Every line that holds "Данила" should be shown.

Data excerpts
※ ※ ※
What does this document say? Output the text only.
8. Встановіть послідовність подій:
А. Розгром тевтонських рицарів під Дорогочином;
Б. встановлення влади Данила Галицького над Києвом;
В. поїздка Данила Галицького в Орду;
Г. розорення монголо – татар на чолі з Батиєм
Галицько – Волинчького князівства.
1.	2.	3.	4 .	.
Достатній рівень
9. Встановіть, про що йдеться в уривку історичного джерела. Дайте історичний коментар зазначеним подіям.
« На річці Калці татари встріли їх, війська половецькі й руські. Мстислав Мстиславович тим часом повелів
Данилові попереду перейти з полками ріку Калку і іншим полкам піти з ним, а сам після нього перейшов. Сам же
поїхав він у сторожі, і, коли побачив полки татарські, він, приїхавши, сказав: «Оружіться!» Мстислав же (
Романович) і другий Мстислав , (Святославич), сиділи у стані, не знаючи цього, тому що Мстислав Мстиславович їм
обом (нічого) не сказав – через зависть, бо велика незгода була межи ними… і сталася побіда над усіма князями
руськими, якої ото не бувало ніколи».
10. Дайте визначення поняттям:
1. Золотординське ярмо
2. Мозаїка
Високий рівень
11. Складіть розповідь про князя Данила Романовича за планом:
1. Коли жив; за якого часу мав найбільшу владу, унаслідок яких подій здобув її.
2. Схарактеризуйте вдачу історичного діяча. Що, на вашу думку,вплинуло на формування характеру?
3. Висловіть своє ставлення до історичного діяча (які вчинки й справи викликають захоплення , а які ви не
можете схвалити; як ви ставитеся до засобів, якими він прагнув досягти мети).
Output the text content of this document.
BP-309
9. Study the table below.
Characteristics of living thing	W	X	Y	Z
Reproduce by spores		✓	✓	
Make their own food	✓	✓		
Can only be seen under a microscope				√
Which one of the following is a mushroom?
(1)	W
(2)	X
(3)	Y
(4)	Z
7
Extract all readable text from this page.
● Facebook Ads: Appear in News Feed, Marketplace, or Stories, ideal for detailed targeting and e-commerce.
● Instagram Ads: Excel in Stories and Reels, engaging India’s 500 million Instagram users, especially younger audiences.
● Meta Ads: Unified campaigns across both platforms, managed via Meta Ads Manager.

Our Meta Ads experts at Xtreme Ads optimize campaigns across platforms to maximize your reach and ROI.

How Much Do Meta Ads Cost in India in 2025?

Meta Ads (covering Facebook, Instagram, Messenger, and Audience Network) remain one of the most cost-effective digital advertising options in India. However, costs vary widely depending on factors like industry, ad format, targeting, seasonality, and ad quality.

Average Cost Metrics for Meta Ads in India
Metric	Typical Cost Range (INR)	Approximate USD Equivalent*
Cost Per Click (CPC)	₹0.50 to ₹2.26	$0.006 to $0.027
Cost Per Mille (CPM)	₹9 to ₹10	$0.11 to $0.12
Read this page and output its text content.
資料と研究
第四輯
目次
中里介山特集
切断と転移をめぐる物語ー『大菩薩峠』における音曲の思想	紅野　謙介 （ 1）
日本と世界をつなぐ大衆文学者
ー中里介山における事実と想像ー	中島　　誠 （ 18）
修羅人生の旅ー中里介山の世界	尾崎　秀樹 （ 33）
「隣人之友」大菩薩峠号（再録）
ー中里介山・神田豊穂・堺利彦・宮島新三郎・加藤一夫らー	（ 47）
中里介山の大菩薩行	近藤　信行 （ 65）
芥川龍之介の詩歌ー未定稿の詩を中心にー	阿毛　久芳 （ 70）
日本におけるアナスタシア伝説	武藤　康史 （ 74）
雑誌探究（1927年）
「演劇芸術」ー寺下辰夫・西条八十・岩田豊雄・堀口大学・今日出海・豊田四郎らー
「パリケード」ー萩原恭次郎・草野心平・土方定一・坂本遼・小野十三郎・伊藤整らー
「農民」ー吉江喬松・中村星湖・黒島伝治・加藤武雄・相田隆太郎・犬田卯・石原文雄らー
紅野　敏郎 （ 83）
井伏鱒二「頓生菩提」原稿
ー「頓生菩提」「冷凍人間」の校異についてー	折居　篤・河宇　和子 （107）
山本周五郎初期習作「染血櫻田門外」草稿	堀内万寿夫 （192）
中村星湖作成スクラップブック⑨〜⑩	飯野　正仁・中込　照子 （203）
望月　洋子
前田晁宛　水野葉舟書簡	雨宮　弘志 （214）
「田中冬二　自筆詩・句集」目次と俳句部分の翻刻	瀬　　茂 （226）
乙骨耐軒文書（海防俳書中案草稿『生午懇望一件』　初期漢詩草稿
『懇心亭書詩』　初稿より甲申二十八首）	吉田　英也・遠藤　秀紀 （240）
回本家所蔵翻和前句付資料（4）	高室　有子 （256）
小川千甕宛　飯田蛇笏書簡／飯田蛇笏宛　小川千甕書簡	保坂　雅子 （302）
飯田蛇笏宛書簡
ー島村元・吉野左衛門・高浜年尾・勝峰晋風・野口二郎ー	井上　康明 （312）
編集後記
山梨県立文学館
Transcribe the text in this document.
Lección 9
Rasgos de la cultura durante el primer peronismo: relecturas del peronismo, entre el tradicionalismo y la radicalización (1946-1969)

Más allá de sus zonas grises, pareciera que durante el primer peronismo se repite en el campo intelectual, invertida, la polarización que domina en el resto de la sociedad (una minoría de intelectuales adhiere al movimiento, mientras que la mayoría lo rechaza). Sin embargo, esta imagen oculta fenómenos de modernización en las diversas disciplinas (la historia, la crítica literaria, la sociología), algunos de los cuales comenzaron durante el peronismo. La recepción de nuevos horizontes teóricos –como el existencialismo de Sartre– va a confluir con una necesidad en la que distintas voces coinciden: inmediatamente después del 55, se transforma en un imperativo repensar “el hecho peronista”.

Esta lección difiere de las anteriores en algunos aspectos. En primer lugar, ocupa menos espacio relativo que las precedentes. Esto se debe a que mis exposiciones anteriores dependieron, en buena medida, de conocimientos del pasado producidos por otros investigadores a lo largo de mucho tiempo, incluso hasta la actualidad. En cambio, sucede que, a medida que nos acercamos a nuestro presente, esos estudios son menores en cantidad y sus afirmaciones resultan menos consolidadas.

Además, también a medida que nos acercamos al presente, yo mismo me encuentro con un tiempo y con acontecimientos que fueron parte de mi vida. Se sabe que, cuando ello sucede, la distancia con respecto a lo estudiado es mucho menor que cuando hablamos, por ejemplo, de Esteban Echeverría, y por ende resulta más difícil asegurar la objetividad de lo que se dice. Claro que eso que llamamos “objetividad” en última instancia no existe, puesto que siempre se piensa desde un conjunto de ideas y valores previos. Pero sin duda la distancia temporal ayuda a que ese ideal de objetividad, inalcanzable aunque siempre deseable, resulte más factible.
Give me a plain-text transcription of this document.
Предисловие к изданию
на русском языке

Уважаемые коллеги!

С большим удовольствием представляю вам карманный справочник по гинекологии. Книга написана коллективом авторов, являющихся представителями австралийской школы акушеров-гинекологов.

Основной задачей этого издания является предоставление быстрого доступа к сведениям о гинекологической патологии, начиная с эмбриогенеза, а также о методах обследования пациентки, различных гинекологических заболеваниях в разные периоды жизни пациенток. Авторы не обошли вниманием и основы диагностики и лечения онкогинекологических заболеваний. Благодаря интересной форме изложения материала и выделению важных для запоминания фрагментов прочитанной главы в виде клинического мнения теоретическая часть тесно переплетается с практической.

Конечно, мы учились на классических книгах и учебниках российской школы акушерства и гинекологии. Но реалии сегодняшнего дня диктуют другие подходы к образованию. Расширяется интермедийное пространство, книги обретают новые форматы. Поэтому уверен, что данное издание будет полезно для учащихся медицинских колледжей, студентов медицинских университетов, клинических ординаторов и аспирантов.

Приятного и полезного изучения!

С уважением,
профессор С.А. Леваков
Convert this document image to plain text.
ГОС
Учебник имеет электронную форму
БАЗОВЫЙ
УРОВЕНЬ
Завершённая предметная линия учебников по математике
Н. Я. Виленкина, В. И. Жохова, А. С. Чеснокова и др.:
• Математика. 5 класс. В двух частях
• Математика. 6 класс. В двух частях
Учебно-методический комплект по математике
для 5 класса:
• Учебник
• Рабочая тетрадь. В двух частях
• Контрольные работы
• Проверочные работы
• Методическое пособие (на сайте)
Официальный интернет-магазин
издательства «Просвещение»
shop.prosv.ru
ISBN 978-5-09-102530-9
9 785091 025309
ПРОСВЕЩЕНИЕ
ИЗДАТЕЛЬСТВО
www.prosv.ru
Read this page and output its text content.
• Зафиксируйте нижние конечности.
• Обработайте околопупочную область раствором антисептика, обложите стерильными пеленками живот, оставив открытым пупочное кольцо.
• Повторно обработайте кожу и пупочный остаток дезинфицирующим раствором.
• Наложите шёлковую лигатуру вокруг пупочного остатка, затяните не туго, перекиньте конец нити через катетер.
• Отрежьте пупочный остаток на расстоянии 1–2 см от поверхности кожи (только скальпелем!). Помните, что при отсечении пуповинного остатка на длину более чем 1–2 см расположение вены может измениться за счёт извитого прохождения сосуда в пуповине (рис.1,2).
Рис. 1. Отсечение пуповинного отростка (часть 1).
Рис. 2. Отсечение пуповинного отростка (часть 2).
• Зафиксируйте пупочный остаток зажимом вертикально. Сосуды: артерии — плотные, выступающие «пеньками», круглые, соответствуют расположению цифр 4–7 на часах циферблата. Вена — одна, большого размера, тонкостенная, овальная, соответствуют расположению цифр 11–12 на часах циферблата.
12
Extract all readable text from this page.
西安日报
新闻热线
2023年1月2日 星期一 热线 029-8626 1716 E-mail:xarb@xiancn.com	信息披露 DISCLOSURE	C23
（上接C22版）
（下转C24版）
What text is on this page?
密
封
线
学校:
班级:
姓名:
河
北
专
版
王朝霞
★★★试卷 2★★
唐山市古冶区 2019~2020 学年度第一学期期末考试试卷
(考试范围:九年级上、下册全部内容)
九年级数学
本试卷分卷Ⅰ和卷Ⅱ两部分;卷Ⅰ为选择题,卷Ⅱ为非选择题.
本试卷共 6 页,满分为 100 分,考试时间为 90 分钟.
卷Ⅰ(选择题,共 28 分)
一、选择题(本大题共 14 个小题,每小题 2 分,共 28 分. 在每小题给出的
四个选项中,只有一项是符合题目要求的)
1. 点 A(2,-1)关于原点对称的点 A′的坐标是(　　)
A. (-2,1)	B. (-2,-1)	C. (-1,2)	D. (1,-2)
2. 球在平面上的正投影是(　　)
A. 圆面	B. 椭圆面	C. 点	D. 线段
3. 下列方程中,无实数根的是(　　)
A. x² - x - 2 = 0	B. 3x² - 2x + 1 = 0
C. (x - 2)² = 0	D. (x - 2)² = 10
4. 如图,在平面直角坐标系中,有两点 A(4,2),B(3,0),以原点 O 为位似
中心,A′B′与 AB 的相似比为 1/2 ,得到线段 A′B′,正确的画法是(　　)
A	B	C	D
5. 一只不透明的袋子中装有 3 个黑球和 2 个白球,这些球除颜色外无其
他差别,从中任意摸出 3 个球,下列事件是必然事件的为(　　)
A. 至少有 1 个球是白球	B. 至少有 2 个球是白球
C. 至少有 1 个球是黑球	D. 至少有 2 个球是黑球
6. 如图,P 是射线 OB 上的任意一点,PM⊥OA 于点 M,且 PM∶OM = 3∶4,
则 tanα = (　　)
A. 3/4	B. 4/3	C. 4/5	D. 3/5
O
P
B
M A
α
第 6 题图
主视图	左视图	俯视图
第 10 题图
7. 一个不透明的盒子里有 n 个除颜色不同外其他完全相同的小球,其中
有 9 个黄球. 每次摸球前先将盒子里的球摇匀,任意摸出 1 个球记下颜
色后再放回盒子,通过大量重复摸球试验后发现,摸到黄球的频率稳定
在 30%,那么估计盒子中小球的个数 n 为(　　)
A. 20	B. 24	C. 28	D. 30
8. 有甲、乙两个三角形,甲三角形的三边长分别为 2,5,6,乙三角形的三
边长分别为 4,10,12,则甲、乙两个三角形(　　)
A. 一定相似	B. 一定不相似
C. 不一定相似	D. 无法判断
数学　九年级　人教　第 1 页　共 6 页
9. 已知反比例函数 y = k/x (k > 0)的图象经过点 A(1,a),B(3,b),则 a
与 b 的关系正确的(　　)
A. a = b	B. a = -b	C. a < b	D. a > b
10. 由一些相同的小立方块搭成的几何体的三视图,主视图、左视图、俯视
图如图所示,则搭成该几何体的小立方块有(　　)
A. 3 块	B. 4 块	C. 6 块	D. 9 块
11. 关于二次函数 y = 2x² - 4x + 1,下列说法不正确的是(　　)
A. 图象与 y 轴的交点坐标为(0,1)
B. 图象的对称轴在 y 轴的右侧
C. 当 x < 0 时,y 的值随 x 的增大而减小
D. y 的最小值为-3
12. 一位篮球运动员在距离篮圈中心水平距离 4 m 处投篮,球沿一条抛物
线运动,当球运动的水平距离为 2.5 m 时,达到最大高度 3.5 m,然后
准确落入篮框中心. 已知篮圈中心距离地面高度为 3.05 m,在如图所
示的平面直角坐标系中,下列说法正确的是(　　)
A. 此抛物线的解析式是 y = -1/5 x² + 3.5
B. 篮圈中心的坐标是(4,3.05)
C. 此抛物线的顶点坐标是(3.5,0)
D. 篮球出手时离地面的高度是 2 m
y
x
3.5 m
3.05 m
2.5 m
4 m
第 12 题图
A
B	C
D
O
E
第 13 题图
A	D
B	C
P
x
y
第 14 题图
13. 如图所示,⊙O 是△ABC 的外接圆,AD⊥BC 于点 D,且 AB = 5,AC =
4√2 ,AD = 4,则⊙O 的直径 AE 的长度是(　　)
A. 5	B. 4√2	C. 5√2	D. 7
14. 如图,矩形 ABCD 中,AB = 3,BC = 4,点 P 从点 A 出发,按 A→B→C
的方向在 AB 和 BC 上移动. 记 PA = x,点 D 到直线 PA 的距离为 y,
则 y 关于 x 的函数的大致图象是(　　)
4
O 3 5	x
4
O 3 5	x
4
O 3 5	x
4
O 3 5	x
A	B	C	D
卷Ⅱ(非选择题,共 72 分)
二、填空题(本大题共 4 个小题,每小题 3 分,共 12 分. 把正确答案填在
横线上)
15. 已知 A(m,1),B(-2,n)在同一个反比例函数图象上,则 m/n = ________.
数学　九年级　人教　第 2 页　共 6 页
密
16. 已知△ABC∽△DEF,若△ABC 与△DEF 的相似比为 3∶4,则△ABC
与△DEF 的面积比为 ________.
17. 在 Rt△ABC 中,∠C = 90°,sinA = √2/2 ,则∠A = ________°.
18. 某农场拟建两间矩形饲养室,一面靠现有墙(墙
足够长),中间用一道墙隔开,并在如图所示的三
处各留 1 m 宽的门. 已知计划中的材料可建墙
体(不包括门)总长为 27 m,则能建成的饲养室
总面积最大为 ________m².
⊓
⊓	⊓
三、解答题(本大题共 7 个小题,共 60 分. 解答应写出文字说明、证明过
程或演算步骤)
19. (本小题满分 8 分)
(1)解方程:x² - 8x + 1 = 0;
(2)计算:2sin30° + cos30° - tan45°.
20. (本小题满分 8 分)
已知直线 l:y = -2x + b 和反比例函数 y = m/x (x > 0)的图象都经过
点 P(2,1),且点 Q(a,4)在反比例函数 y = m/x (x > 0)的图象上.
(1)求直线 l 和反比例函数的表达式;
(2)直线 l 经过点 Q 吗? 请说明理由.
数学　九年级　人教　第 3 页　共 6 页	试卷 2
※ ※ ※
*Answer to this problem*:
Б. встановлення влади Данила Галицького над Києвом;
В. поїздка Данила Галицького в Орду;
11. Складіть розповідь про князя Данила Романовича за планом:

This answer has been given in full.